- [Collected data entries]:
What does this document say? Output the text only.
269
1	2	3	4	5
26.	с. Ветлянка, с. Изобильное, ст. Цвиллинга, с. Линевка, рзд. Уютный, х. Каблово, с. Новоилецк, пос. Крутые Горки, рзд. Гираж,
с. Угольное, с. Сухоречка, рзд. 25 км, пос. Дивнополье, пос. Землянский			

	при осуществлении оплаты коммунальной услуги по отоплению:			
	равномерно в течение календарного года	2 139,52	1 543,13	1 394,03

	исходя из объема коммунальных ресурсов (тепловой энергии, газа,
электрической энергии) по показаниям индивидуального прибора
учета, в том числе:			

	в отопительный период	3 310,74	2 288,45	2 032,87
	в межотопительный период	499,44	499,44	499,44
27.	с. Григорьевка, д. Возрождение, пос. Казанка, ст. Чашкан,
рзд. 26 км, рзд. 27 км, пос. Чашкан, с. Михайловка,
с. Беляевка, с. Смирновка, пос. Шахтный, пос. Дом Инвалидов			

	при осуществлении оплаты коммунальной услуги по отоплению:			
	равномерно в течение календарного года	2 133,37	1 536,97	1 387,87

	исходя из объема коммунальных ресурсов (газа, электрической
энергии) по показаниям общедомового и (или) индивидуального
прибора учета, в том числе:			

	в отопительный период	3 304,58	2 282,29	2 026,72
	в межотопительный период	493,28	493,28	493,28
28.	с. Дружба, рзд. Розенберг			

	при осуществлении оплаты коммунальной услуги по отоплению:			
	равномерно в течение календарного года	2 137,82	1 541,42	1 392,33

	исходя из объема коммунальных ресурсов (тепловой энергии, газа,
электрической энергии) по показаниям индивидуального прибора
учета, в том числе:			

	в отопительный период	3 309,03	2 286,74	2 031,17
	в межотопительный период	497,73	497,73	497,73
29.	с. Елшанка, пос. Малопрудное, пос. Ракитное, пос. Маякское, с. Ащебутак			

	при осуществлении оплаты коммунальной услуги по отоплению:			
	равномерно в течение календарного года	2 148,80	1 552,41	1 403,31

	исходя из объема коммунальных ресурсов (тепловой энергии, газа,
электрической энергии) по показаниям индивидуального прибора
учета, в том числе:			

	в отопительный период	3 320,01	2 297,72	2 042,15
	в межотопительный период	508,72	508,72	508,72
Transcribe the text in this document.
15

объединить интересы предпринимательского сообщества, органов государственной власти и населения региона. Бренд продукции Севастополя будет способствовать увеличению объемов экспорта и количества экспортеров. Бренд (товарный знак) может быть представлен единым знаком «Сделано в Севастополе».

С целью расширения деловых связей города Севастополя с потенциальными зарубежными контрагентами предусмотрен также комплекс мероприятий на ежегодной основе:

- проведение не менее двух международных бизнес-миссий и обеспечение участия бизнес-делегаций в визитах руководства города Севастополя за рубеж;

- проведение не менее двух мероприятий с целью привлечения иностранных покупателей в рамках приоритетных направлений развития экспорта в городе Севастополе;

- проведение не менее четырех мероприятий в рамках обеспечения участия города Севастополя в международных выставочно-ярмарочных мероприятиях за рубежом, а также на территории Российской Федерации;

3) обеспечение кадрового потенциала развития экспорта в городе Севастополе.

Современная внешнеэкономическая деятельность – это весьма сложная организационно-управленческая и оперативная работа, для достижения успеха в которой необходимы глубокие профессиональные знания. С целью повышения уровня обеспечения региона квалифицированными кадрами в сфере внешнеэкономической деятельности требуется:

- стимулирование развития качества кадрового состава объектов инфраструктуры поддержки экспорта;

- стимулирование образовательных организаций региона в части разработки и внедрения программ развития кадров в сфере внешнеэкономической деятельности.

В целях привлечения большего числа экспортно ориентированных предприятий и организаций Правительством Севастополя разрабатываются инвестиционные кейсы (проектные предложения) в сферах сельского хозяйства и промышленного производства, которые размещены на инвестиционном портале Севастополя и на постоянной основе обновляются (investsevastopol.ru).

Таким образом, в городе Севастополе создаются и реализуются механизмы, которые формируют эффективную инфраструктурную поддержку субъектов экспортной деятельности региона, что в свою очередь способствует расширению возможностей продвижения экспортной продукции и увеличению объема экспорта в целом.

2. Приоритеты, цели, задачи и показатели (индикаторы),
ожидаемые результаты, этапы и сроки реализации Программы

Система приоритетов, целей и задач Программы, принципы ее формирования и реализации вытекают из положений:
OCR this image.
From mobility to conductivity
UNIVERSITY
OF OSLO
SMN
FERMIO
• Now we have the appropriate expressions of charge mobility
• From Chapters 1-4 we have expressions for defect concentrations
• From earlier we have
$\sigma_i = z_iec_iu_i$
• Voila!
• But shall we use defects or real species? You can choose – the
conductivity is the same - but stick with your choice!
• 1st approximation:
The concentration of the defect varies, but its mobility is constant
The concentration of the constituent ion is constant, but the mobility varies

- [GOAL]:
Return all of the data precisely as it appears.

- [SOLUTION]:
What does this document say? Output the text only.
269
1	2	3	4	5
26.	с. Ветлянка, с. Изобильное, ст. Цвиллинга, с. Линевка, рзд. Уютный, х. Каблово, с. Новоилецк, пос. Крутые Горки, рзд. Гираж,
с. Угольное, с. Сухоречка, рзд. 25 км, пос. Дивнополье, пос. Землянский			

	при осуществлении оплаты коммунальной услуги по отоплению:			
	равномерно в течение календарного года	2 139,52	1 543,13	1 394,03

	исходя из объема коммунальных ресурсов (тепловой энергии, газа,
электрической энергии) по показаниям индивидуального прибора
учета, в том числе:			

	в отопительный период	3 310,74	2 288,45	2 032,87
	в межотопительный период	499,44	499,44	499,44
27.	с. Григорьевка, д. Возрождение, пос. Казанка, ст. Чашкан,
рзд. 26 км, рзд. 27 км, пос. Чашкан, с. Михайловка,
с. Беляевка, с. Смирновка, пос. Шахтный, пос. Дом Инвалидов			

	при осуществлении оплаты коммунальной услуги по отоплению:			
	равномерно в течение календарного года	2 133,37	1 536,97	1 387,87

	исходя из объема коммунальных ресурсов (газа, электрической
энергии) по показаниям общедомового и (или) индивидуального
прибора учета, в том числе:			

	в отопительный период	3 304,58	2 282,29	2 026,72
	в межотопительный период	493,28	493,28	493,28
28.	с. Дружба, рзд. Розенберг			

	при осуществлении оплаты коммунальной услуги по отоплению:			
	равномерно в течение календарного года	2 137,82	1 541,42	1 392,33

	исходя из объема коммунальных ресурсов (тепловой энергии, газа,
электрической энергии) по показаниям индивидуального прибора
учета, в том числе:			

	в отопительный период	3 309,03	2 286,74	2 031,17
	в межотопительный период	497,73	497,73	497,73
29.	с. Елшанка, пос. Малопрудное, пос. Ракитное, пос. Маякское, с. Ащебутак			

	при осуществлении оплаты коммунальной услуги по отоплению:			
	равномерно в течение календарного года	2 148,80	1 552,41	1 403,31

	исходя из объема коммунальных ресурсов (тепловой энергии, газа,
электрической энергии) по показаниям индивидуального прибора
учета, в том числе:			

	в отопительный период	3 320,01	2 297,72	2 042,15
	в межотопительный период	508,72	508,72	508,72
Transcribe the text in this document.
15

объединить интересы предпринимательского сообщества, органов государственной власти и населения региона. Бренд продукции Севастополя будет способствовать увеличению объемов экспорта и количества экспортеров. Бренд (товарный знак) может быть представлен единым знаком «Сделано в Севастополе».

С целью расширения деловых связей города Севастополя с потенциальными зарубежными контрагентами предусмотрен также комплекс мероприятий на ежегодной основе:

- проведение не менее двух международных бизнес-миссий и обеспечение участия бизнес-делегаций в визитах руководства города Севастополя за рубеж;

- проведение не менее двух мероприятий с целью привлечения иностранных покупателей в рамках приоритетных направлений развития экспорта в городе Севастополе;

- проведение не менее четырех мероприятий в рамках обеспечения участия города Севастополя в международных выставочно-ярмарочных мероприятиях за рубежом, а также на территории Российской Федерации;

3) обеспечение кадрового потенциала развития экспорта в городе Севастополе.

Современная внешнеэкономическая деятельность – это весьма сложная организационно-управленческая и оперативная работа, для достижения успеха в которой необходимы глубокие профессиональные знания. С целью повышения уровня обеспечения региона квалифицированными кадрами в сфере внешнеэкономической деятельности требуется:

- стимулирование развития качества кадрового состава объектов инфраструктуры поддержки экспорта;

- стимулирование образовательных организаций региона в части разработки и внедрения программ развития кадров в сфере внешнеэкономической деятельности.

В целях привлечения большего числа экспортно ориентированных предприятий и организаций Правительством Севастополя разрабатываются инвестиционные кейсы (проектные предложения) в сферах сельского хозяйства и промышленного производства, которые размещены на инвестиционном портале Севастополя и на постоянной основе обновляются (investsevastopol.ru).

Таким образом, в городе Севастополе создаются и реализуются механизмы, которые формируют эффективную инфраструктурную поддержку субъектов экспортной деятельности региона, что в свою очередь способствует расширению возможностей продвижения экспортной продукции и увеличению объема экспорта в целом.

2. Приоритеты, цели, задачи и показатели (индикаторы),
ожидаемые результаты, этапы и сроки реализации Программы

Система приоритетов, целей и задач Программы, принципы ее формирования и реализации вытекают из положений:
OCR this image.
From mobility to conductivity
UNIVERSITY
OF OSLO
SMN
FERMIO
• Now we have the appropriate expressions of charge mobility
• From Chapters 1-4 we have expressions for defect concentrations
• From earlier we have
$\sigma_i = z_iec_iu_i$
• Voila!
• But shall we use defects or real species? You can choose – the
conductivity is the same - but stick with your choice!
• 1st approximation:
The concentration of the defect varies, but its mobility is constant
The concentration of the constituent ion is constant, but the mobility varies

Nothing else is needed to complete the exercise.